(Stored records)
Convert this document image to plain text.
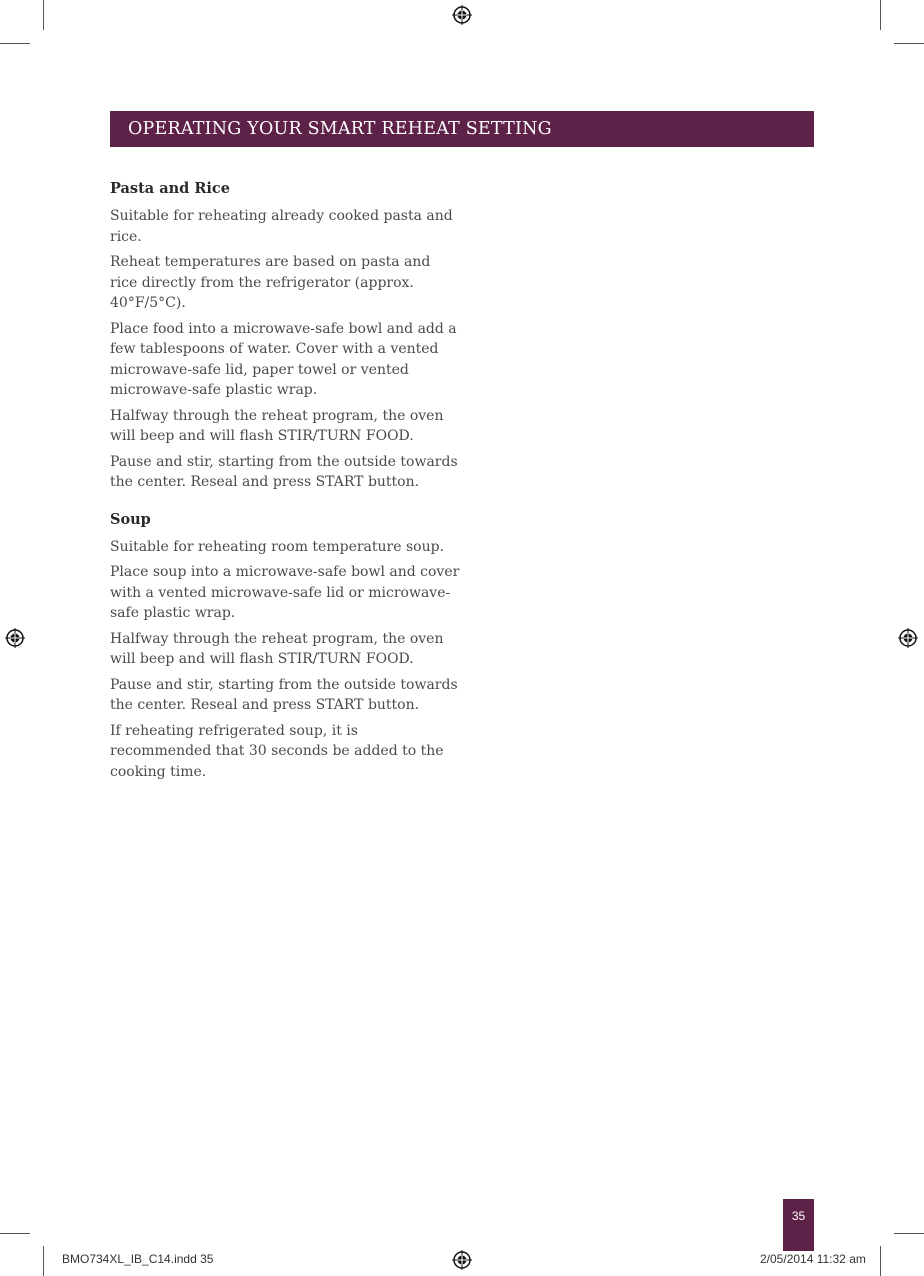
OPERATING YOUR SMART REHEAT SETTING
Pasta and Rice

Suitable for reheating already cooked pasta and rice.

Reheat temperatures are based on pasta and rice directly from the refrigerator (approx. 40°F/5°C).

Place food into a microwave-safe bowl and add a few tablespoons of water. Cover with a vented microwave-safe lid, paper towel or vented microwave-safe plastic wrap.

Halfway through the reheat program, the oven will beep and will flash STIR/TURN FOOD.

Pause and stir, starting from the outside towards the center. Reseal and press START button.

Soup

Suitable for reheating room temperature soup.

Place soup into a microwave-safe bowl and cover with a vented microwave-safe lid or microwave-safe plastic wrap.

Halfway through the reheat program, the oven will beep and will flash STIR/TURN FOOD.

Pause and stir, starting from the outside towards the center. Reseal and press START button.

If reheating refrigerated soup, it is recommended that 30 seconds be added to the cooking time.

35
BMO734XL_IB_C14.indd 35	2/05/2014 11:32 am
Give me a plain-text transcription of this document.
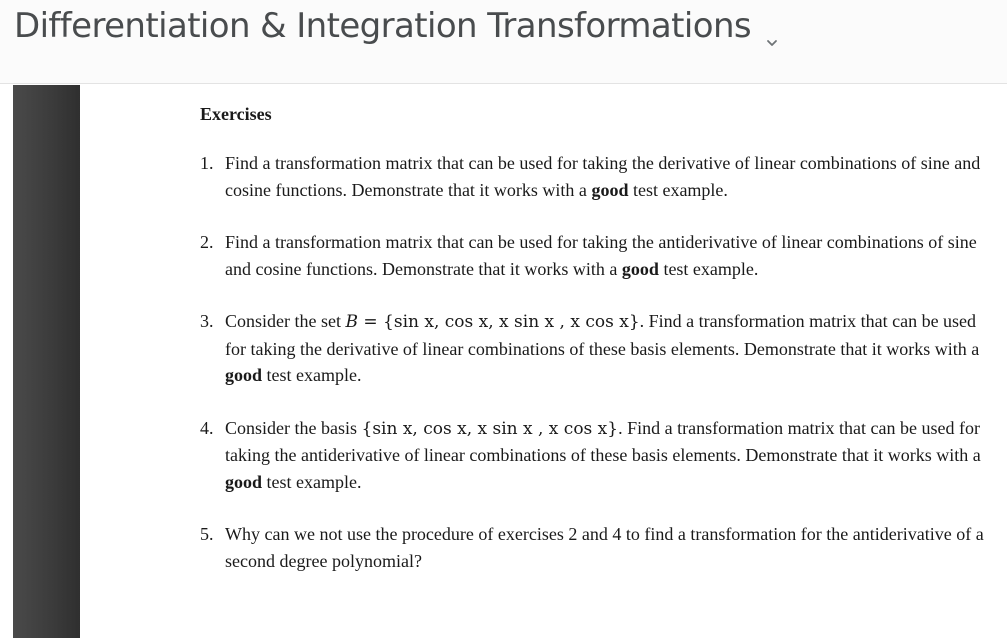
Differentiation & Integration Transformations
Exercises
1. Find a transformation matrix that can be used for taking the derivative of linear combinations of sine and cosine functions. Demonstrate that it works with a good test example.
2. Find a transformation matrix that can be used for taking the antiderivative of linear combinations of sine and cosine functions. Demonstrate that it works with a good test example.
3. Consider the set B = {sin x, cos x, x sin x , x cos x}. Find a transformation matrix that can be used for taking the derivative of linear combinations of these basis elements. Demonstrate that it works with a good test example.
4. Consider the basis {sin x, cos x, x sin x , x cos x}. Find a transformation matrix that can be used for taking the antiderivative of linear combinations of these basis elements. Demonstrate that it works with a good test example.
5. Why can we not use the procedure of exercises 2 and 4 to find a transformation for the antiderivative of a second degree polynomial?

What you are asked to do ▸ Find all the lines containing "Suitable" in the material, then copy them.

Answer in full ▸
Suitable for reheating already cooked pasta and rice.
Suitable for reheating room temperature soup.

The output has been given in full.